Dataset records:
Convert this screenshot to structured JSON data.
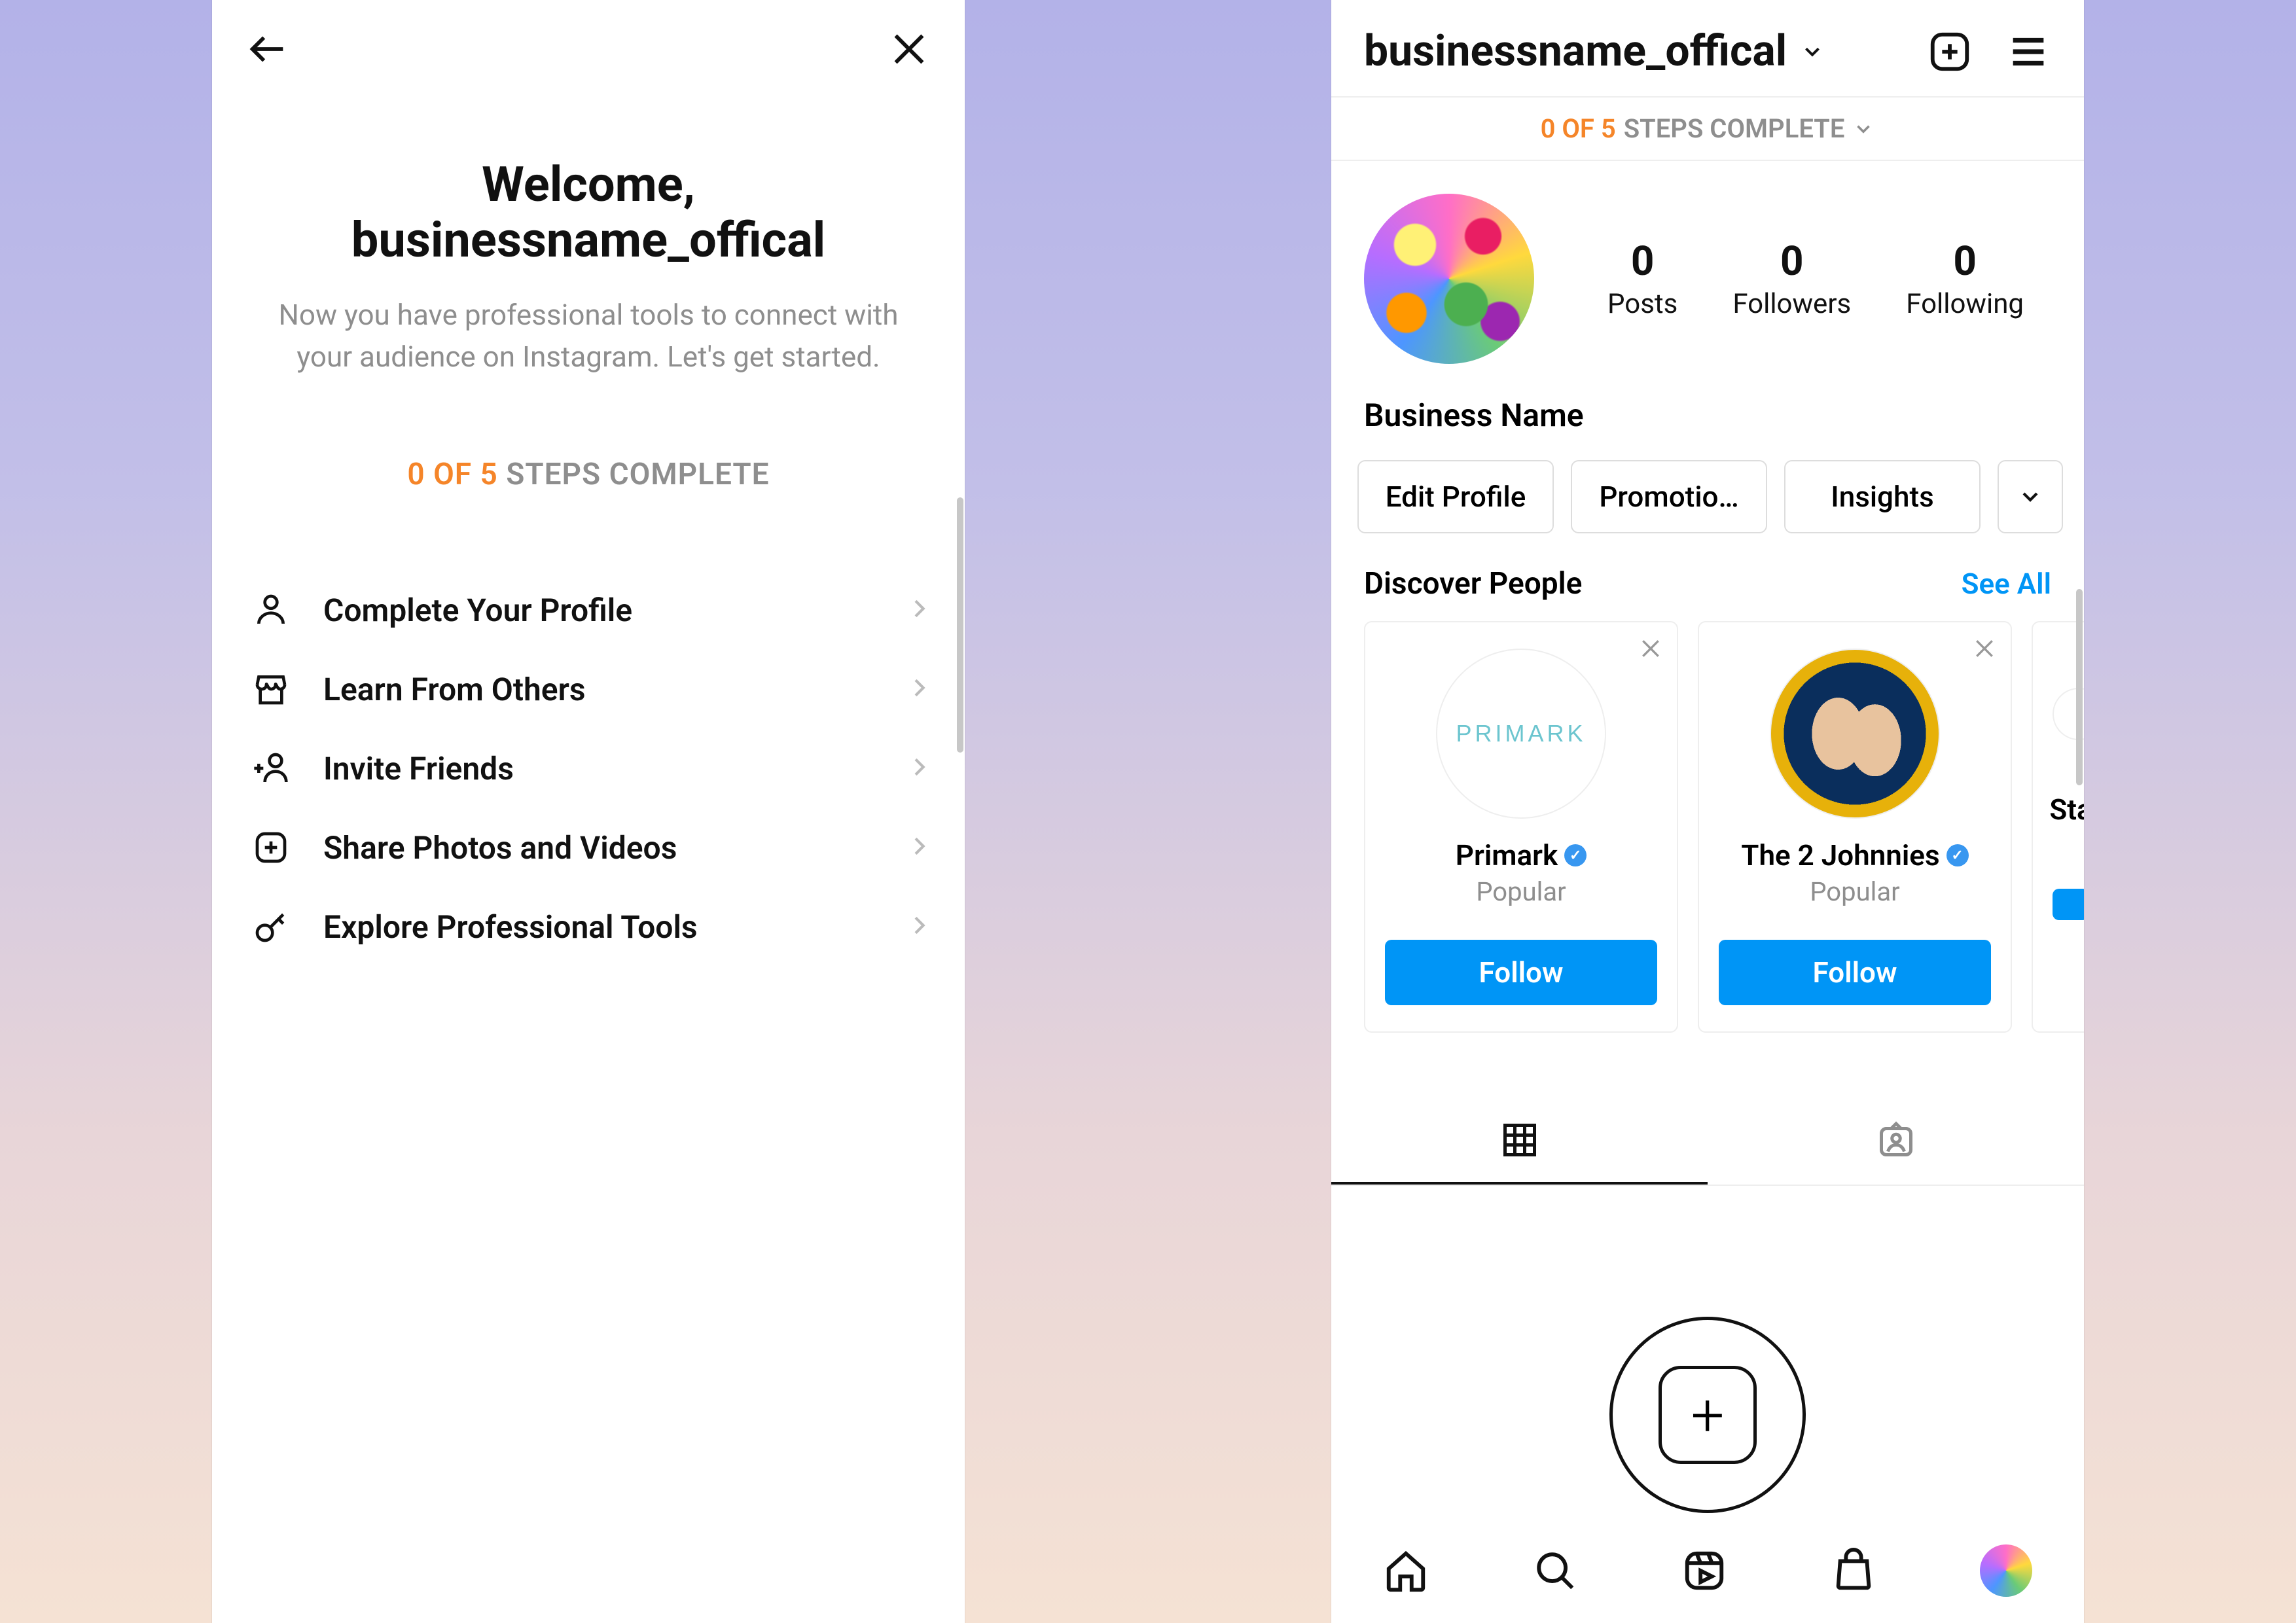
{
  "left": {
    "welcome_line1": "Welcome,",
    "welcome_line2": "businessname_offical",
    "subtitle": "Now you have professional tools to connect with your audience on Instagram. Let's get started.",
    "steps_prefix": "0 OF 5",
    "steps_suffix": " STEPS COMPLETE",
    "items": [
      {
        "label": "Complete Your Profile"
      },
      {
        "label": "Learn From Others"
      },
      {
        "label": "Invite Friends"
      },
      {
        "label": "Share Photos and Videos"
      },
      {
        "label": "Explore Professional Tools"
      }
    ]
  },
  "right": {
    "username": "businessname_offical",
    "bar_prefix": "0 OF 5",
    "bar_suffix": " STEPS COMPLETE",
    "stats": {
      "posts_n": "0",
      "posts_l": "Posts",
      "followers_n": "0",
      "followers_l": "Followers",
      "following_n": "0",
      "following_l": "Following"
    },
    "display_name": "Business Name",
    "buttons": {
      "edit": "Edit Profile",
      "promo": "Promotio…",
      "insights": "Insights"
    },
    "discover": {
      "title": "Discover People",
      "see_all": "See All"
    },
    "cards": [
      {
        "name": "Primark",
        "sub": "Popular",
        "follow": "Follow",
        "avatar_text": "PRIMARK"
      },
      {
        "name": "The 2 Johnnies",
        "sub": "Popular",
        "follow": "Follow"
      },
      {
        "name_partial": "Sta"
      }
    ]
  }
}
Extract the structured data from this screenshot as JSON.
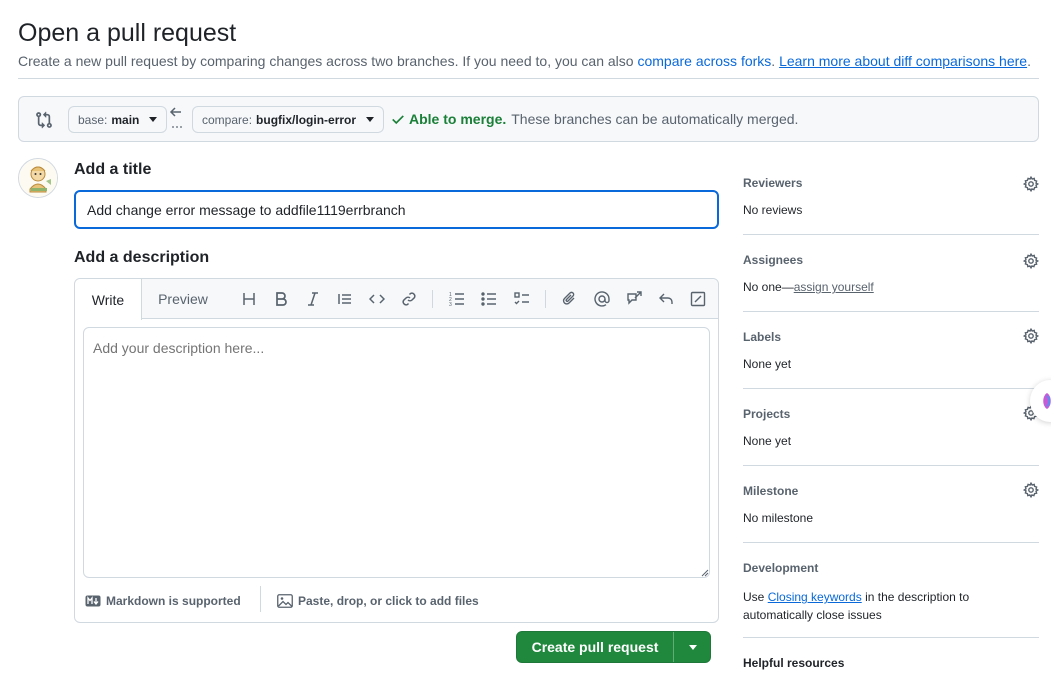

Set problem: Report how many lines of the data contain the word "this", using the number alone.

Finished task: 2